LISTED RECORDS:

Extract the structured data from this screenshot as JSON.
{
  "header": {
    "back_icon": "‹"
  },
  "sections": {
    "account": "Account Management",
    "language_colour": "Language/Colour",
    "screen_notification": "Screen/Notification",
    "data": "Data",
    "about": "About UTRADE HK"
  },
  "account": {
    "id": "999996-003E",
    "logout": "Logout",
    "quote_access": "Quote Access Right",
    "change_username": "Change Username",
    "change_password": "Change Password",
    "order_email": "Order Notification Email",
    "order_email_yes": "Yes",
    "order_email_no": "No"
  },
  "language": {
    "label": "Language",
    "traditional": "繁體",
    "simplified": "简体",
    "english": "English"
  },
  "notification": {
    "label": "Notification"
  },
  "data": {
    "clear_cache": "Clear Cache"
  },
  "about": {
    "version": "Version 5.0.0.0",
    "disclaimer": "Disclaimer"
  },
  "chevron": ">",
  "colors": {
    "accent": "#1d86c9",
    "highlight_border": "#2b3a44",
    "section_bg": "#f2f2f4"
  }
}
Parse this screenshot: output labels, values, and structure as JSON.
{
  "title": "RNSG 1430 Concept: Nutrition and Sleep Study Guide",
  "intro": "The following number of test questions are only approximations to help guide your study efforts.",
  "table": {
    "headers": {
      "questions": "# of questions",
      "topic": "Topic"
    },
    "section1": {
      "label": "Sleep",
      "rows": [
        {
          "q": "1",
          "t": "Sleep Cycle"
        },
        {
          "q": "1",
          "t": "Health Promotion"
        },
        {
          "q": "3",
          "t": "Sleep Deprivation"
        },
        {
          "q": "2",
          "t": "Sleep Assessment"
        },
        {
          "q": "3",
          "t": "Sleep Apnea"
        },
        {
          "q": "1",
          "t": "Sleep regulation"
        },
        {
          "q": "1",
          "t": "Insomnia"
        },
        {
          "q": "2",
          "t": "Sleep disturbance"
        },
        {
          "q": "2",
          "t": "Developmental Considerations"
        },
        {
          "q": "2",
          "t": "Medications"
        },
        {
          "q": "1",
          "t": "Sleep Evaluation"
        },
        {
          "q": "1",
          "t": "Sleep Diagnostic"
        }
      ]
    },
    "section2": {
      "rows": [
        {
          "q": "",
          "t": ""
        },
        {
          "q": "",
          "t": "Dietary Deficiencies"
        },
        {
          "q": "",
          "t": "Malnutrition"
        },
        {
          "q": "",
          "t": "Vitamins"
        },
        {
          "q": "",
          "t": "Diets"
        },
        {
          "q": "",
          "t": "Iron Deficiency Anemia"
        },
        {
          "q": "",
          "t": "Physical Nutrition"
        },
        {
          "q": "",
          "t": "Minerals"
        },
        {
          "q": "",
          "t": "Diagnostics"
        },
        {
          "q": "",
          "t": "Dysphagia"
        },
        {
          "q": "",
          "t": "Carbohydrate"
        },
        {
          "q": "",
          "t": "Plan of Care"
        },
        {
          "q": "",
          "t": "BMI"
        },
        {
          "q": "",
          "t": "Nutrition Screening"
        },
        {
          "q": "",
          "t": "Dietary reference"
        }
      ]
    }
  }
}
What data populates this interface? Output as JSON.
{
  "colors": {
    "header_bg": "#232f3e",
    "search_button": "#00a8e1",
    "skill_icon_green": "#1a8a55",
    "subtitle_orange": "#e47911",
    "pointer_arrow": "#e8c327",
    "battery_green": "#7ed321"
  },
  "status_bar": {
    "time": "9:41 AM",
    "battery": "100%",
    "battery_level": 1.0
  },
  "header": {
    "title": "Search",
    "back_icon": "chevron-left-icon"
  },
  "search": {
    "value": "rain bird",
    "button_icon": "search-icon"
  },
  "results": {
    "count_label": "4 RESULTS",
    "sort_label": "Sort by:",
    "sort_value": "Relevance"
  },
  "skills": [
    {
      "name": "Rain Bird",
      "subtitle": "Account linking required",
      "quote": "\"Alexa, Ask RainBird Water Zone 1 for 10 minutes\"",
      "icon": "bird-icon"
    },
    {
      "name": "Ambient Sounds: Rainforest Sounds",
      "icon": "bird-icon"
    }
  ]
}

WORK TO DO:
Your task is to output all of the data above word for word.

SOLUTION TO THIS PROBLEM:
Extract the structured data from this screenshot as JSON.
{
  "header": {
    "back_icon": "‹"
  },
  "sections": {
    "account": "Account Management",
    "language_colour": "Language/Colour",
    "screen_notification": "Screen/Notification",
    "data": "Data",
    "about": "About UTRADE HK"
  },
  "account": {
    "id": "999996-003E",
    "logout": "Logout",
    "quote_access": "Quote Access Right",
    "change_username": "Change Username",
    "change_password": "Change Password",
    "order_email": "Order Notification Email",
    "order_email_yes": "Yes",
    "order_email_no": "No"
  },
  "language": {
    "label": "Language",
    "traditional": "繁體",
    "simplified": "简体",
    "english": "English"
  },
  "notification": {
    "label": "Notification"
  },
  "data": {
    "clear_cache": "Clear Cache"
  },
  "about": {
    "version": "Version 5.0.0.0",
    "disclaimer": "Disclaimer"
  },
  "chevron": ">",
  "colors": {
    "accent": "#1d86c9",
    "highlight_border": "#2b3a44",
    "section_bg": "#f2f2f4"
  }
}
Parse this screenshot: output labels, values, and structure as JSON.
{
  "title": "RNSG 1430 Concept: Nutrition and Sleep Study Guide",
  "intro": "The following number of test questions are only approximations to help guide your study efforts.",
  "table": {
    "headers": {
      "questions": "# of questions",
      "topic": "Topic"
    },
    "section1": {
      "label": "Sleep",
      "rows": [
        {
          "q": "1",
          "t": "Sleep Cycle"
        },
        {
          "q": "1",
          "t": "Health Promotion"
        },
        {
          "q": "3",
          "t": "Sleep Deprivation"
        },
        {
          "q": "2",
          "t": "Sleep Assessment"
        },
        {
          "q": "3",
          "t": "Sleep Apnea"
        },
        {
          "q": "1",
          "t": "Sleep regulation"
        },
        {
          "q": "1",
          "t": "Insomnia"
        },
        {
          "q": "2",
          "t": "Sleep disturbance"
        },
        {
          "q": "2",
          "t": "Developmental Considerations"
        },
        {
          "q": "2",
          "t": "Medications"
        },
        {
          "q": "1",
          "t": "Sleep Evaluation"
        },
        {
          "q": "1",
          "t": "Sleep Diagnostic"
        }
      ]
    },
    "section2": {
      "rows": [
        {
          "q": "",
          "t": ""
        },
        {
          "q": "",
          "t": "Dietary Deficiencies"
        },
        {
          "q": "",
          "t": "Malnutrition"
        },
        {
          "q": "",
          "t": "Vitamins"
        },
        {
          "q": "",
          "t": "Diets"
        },
        {
          "q": "",
          "t": "Iron Deficiency Anemia"
        },
        {
          "q": "",
          "t": "Physical Nutrition"
        },
        {
          "q": "",
          "t": "Minerals"
        },
        {
          "q": "",
          "t": "Diagnostics"
        },
        {
          "q": "",
          "t": "Dysphagia"
        },
        {
          "q": "",
          "t": "Carbohydrate"
        },
        {
          "q": "",
          "t": "Plan of Care"
        },
        {
          "q": "",
          "t": "BMI"
        },
        {
          "q": "",
          "t": "Nutrition Screening"
        },
        {
          "q": "",
          "t": "Dietary reference"
        }
      ]
    }
  }
}
What data populates this interface? Output as JSON.
{
  "colors": {
    "header_bg": "#232f3e",
    "search_button": "#00a8e1",
    "skill_icon_green": "#1a8a55",
    "subtitle_orange": "#e47911",
    "pointer_arrow": "#e8c327",
    "battery_green": "#7ed321"
  },
  "status_bar": {
    "time": "9:41 AM",
    "battery": "100%",
    "battery_level": 1.0
  },
  "header": {
    "title": "Search",
    "back_icon": "chevron-left-icon"
  },
  "search": {
    "value": "rain bird",
    "button_icon": "search-icon"
  },
  "results": {
    "count_label": "4 RESULTS",
    "sort_label": "Sort by:",
    "sort_value": "Relevance"
  },
  "skills": [
    {
      "name": "Rain Bird",
      "subtitle": "Account linking required",
      "quote": "\"Alexa, Ask RainBird Water Zone 1 for 10 minutes\"",
      "icon": "bird-icon"
    },
    {
      "name": "Ambient Sounds: Rainforest Sounds",
      "icon": "bird-icon"
    }
  ]
}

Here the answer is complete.